▼

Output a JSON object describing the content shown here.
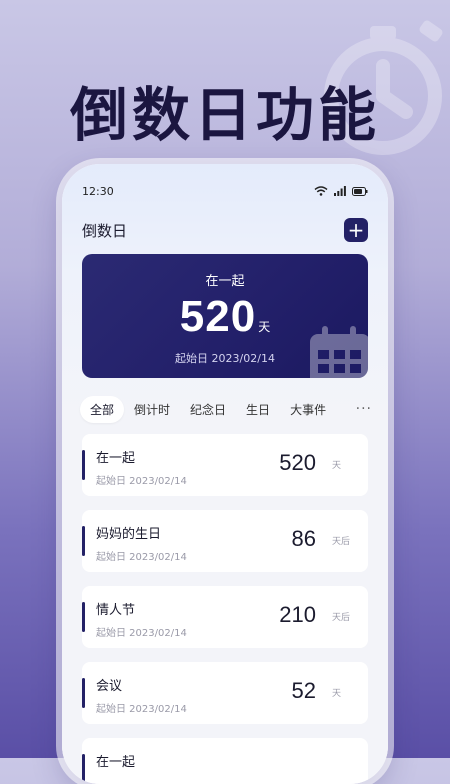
{
  "headline": "倒数日功能",
  "status": {
    "time": "12:30"
  },
  "app": {
    "title": "倒数日",
    "add_label": "+"
  },
  "hero": {
    "title": "在一起",
    "count": "520",
    "unit": "天",
    "date": "起始日 2023/02/14"
  },
  "tabs": [
    "全部",
    "倒计时",
    "纪念日",
    "生日",
    "大事件"
  ],
  "more_label": "···",
  "events": [
    {
      "name": "在一起",
      "date": "起始日 2023/02/14",
      "count": "520",
      "unit": "天"
    },
    {
      "name": "妈妈的生日",
      "date": "起始日 2023/02/14",
      "count": "86",
      "unit": "天后"
    },
    {
      "name": "情人节",
      "date": "起始日 2023/02/14",
      "count": "210",
      "unit": "天后"
    },
    {
      "name": "会议",
      "date": "起始日 2023/02/14",
      "count": "52",
      "unit": "天"
    },
    {
      "name": "在一起",
      "date": "",
      "count": "",
      "unit": ""
    }
  ],
  "colors": {
    "primary": "#232166",
    "hero": "#2b2a73",
    "background": "#7a72bd"
  }
}
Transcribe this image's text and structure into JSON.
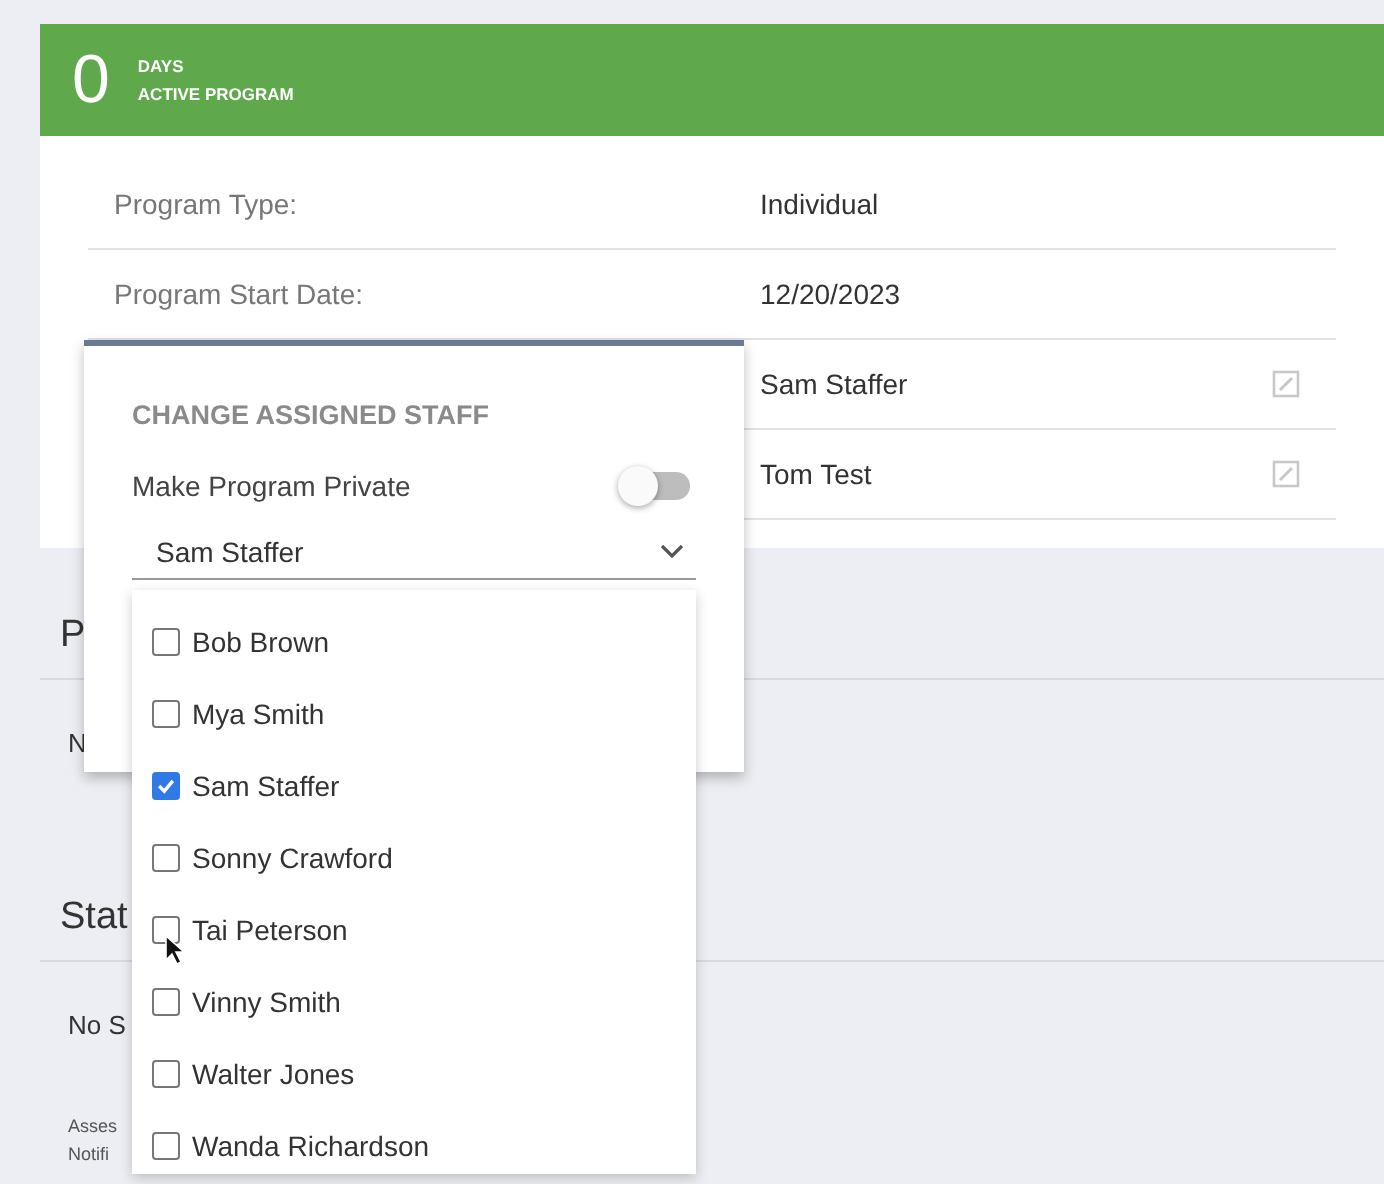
{
  "banner": {
    "count": "0",
    "unit": "DAYS",
    "caption": "ACTIVE PROGRAM"
  },
  "details": [
    {
      "label": "Program Type:",
      "value": "Individual",
      "editable": false
    },
    {
      "label": "Program Start Date:",
      "value": "12/20/2023",
      "editable": false
    },
    {
      "value": "Sam Staffer",
      "editable": true
    },
    {
      "value": "Tom Test",
      "editable": true
    }
  ],
  "sections": [
    {
      "heading": "P",
      "lines": [
        {
          "text": "N",
          "kind": "body"
        }
      ]
    },
    {
      "heading": "Stat",
      "lines": [
        {
          "text": "No S",
          "kind": "body"
        },
        {
          "text": "Asses",
          "kind": "small"
        },
        {
          "text": "Notifi",
          "kind": "small"
        }
      ]
    }
  ],
  "popup": {
    "title": "CHANGE ASSIGNED STAFF",
    "private_label": "Make Program Private",
    "private_on": false,
    "select_value": "Sam Staffer",
    "options": [
      {
        "name": "Bob Brown",
        "checked": false
      },
      {
        "name": "Mya Smith",
        "checked": false
      },
      {
        "name": "Sam Staffer",
        "checked": true
      },
      {
        "name": "Sonny Crawford",
        "checked": false
      },
      {
        "name": "Tai Peterson",
        "checked": false,
        "hovered": true
      },
      {
        "name": "Vinny Smith",
        "checked": false
      },
      {
        "name": "Walter Jones",
        "checked": false
      },
      {
        "name": "Wanda Richardson",
        "checked": false
      }
    ]
  }
}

▲

Written request: Which lines of the data above contain "true"? Copy each one.

Solution for this problem:
      "editable": true
      "editable": true
        "checked": true
        "hovered": true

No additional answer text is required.